**Problem:**
Restate the entries below word for word, omitting nothing.

— begin Available records —

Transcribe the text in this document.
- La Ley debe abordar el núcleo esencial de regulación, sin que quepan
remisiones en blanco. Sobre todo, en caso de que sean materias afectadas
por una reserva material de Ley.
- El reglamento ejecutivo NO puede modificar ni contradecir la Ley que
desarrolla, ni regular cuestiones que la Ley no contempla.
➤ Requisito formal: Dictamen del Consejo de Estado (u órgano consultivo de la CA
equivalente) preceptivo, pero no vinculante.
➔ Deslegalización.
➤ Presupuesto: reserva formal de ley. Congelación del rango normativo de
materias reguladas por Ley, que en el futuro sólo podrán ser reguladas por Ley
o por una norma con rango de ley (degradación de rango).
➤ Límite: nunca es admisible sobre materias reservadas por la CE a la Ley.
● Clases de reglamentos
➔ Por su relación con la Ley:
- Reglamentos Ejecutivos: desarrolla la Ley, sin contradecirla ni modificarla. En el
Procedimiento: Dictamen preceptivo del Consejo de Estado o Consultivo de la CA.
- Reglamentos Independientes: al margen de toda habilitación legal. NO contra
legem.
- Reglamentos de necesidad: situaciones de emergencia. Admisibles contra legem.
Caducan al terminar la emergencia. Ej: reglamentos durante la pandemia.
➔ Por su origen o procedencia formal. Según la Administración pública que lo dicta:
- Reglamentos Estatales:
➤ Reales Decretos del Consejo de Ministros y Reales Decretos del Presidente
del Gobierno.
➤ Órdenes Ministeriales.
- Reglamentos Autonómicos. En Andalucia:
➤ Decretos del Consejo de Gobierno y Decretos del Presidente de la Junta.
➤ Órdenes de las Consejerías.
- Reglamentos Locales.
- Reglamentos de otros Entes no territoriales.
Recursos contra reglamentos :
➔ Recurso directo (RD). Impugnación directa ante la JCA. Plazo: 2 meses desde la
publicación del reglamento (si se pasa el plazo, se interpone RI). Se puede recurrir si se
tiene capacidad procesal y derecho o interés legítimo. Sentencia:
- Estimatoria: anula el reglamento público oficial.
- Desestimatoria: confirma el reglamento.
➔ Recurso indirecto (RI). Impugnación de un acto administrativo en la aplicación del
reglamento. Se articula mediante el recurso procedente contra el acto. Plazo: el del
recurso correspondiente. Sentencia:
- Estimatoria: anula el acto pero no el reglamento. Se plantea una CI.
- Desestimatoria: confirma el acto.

— end Available records —

**Exercise solution:**
Transcribe the text in this document.
- La Ley debe abordar el núcleo esencial de regulación, sin que quepan
remisiones en blanco. Sobre todo, en caso de que sean materias afectadas
por una reserva material de Ley.
- El reglamento ejecutivo NO puede modificar ni contradecir la Ley que
desarrolla, ni regular cuestiones que la Ley no contempla.
➤ Requisito formal: Dictamen del Consejo de Estado (u órgano consultivo de la CA
equivalente) preceptivo, pero no vinculante.
➔ Deslegalización.
➤ Presupuesto: reserva formal de ley. Congelación del rango normativo de
materias reguladas por Ley, que en el futuro sólo podrán ser reguladas por Ley
o por una norma con rango de ley (degradación de rango).
➤ Límite: nunca es admisible sobre materias reservadas por la CE a la Ley.
● Clases de reglamentos
➔ Por su relación con la Ley:
- Reglamentos Ejecutivos: desarrolla la Ley, sin contradecirla ni modificarla. En el
Procedimiento: Dictamen preceptivo del Consejo de Estado o Consultivo de la CA.
- Reglamentos Independientes: al margen de toda habilitación legal. NO contra
legem.
- Reglamentos de necesidad: situaciones de emergencia. Admisibles contra legem.
Caducan al terminar la emergencia. Ej: reglamentos durante la pandemia.
➔ Por su origen o procedencia formal. Según la Administración pública que lo dicta:
- Reglamentos Estatales:
➤ Reales Decretos del Consejo de Ministros y Reales Decretos del Presidente
del Gobierno.
➤ Órdenes Ministeriales.
- Reglamentos Autonómicos. En Andalucia:
➤ Decretos del Consejo de Gobierno y Decretos del Presidente de la Junta.
➤ Órdenes de las Consejerías.
- Reglamentos Locales.
- Reglamentos de otros Entes no territoriales.
Recursos contra reglamentos :
➔ Recurso directo (RD). Impugnación directa ante la JCA. Plazo: 2 meses desde la
publicación del reglamento (si se pasa el plazo, se interpone RI). Se puede recurrir si se
tiene capacidad procesal y derecho o interés legítimo. Sentencia:
- Estimatoria: anula el reglamento público oficial.
- Desestimatoria: confirma el reglamento.
➔ Recurso indirecto (RI). Impugnación de un acto administrativo en la aplicación del
reglamento. Se articula mediante el recurso procedente contra el acto. Plazo: el del
recurso correspondiente. Sentencia:
- Estimatoria: anula el acto pero no el reglamento. Se plantea una CI.
- Desestimatoria: confirma el acto.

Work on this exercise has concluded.